Instructions to follow:
Give every entry again, word for word and in full.

== Record set

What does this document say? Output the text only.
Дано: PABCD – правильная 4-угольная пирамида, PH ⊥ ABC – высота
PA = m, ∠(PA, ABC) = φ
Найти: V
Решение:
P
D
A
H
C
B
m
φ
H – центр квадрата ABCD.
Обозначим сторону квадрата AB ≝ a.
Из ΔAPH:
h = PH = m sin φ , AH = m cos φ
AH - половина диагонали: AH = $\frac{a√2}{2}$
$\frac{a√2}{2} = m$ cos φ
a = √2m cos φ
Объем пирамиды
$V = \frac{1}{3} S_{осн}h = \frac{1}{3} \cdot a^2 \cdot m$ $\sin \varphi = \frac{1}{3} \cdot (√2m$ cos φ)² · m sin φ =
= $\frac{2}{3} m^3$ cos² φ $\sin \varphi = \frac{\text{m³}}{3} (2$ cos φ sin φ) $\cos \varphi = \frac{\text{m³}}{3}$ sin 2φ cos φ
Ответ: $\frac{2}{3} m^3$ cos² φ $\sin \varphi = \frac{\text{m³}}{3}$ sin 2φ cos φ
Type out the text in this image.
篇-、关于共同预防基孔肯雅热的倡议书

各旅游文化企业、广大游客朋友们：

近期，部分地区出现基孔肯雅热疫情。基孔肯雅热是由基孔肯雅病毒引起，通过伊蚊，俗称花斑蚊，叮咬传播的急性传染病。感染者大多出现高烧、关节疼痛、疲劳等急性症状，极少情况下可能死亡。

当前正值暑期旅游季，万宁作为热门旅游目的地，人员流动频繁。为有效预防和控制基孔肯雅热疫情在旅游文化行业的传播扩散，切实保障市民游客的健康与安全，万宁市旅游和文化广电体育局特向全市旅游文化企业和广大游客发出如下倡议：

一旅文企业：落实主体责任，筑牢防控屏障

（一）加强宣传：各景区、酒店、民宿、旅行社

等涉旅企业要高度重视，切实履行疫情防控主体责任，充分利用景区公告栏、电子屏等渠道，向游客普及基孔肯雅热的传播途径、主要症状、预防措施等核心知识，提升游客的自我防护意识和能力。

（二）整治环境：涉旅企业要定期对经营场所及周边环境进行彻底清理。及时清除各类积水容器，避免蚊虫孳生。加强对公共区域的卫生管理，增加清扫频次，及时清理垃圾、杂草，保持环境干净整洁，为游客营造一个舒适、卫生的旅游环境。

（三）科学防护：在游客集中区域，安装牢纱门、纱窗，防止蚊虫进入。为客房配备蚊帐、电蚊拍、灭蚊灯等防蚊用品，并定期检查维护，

====

Right answer:
What does this document say? Output the text only.
Дано: PABCD – правильная 4-угольная пирамида, PH ⊥ ABC – высота
PA = m, ∠(PA, ABC) = φ
Найти: V
Решение:
P
D
A
H
C
B
m
φ
H – центр квадрата ABCD.
Обозначим сторону квадрата AB ≝ a.
Из ΔAPH:
h = PH = m sin φ , AH = m cos φ
AH - половина диагонали: AH = $\frac{a√2}{2}$
$\frac{a√2}{2} = m$ cos φ
a = √2m cos φ
Объем пирамиды
$V = \frac{1}{3} S_{осн}h = \frac{1}{3} \cdot a^2 \cdot m$ $\sin \varphi = \frac{1}{3} \cdot (√2m$ cos φ)² · m sin φ =
= $\frac{2}{3} m^3$ cos² φ $\sin \varphi = \frac{\text{m³}}{3} (2$ cos φ sin φ) $\cos \varphi = \frac{\text{m³}}{3}$ sin 2φ cos φ
Ответ: $\frac{2}{3} m^3$ cos² φ $\sin \varphi = \frac{\text{m³}}{3}$ sin 2φ cos φ
Type out the text in this image.
篇-、关于共同预防基孔肯雅热的倡议书

各旅游文化企业、广大游客朋友们：

近期，部分地区出现基孔肯雅热疫情。基孔肯雅热是由基孔肯雅病毒引起，通过伊蚊，俗称花斑蚊，叮咬传播的急性传染病。感染者大多出现高烧、关节疼痛、疲劳等急性症状，极少情况下可能死亡。

当前正值暑期旅游季，万宁作为热门旅游目的地，人员流动频繁。为有效预防和控制基孔肯雅热疫情在旅游文化行业的传播扩散，切实保障市民游客的健康与安全，万宁市旅游和文化广电体育局特向全市旅游文化企业和广大游客发出如下倡议：

一旅文企业：落实主体责任，筑牢防控屏障

（一）加强宣传：各景区、酒店、民宿、旅行社

等涉旅企业要高度重视，切实履行疫情防控主体责任，充分利用景区公告栏、电子屏等渠道，向游客普及基孔肯雅热的传播途径、主要症状、预防措施等核心知识，提升游客的自我防护意识和能力。

（二）整治环境：涉旅企业要定期对经营场所及周边环境进行彻底清理。及时清除各类积水容器，避免蚊虫孳生。加强对公共区域的卫生管理，增加清扫频次，及时清理垃圾、杂草，保持环境干净整洁，为游客营造一个舒适、卫生的旅游环境。

（三）科学防护：在游客集中区域，安装牢纱门、纱窗，防止蚊虫进入。为客房配备蚊帐、电蚊拍、灭蚊灯等防蚊用品，并定期检查维护，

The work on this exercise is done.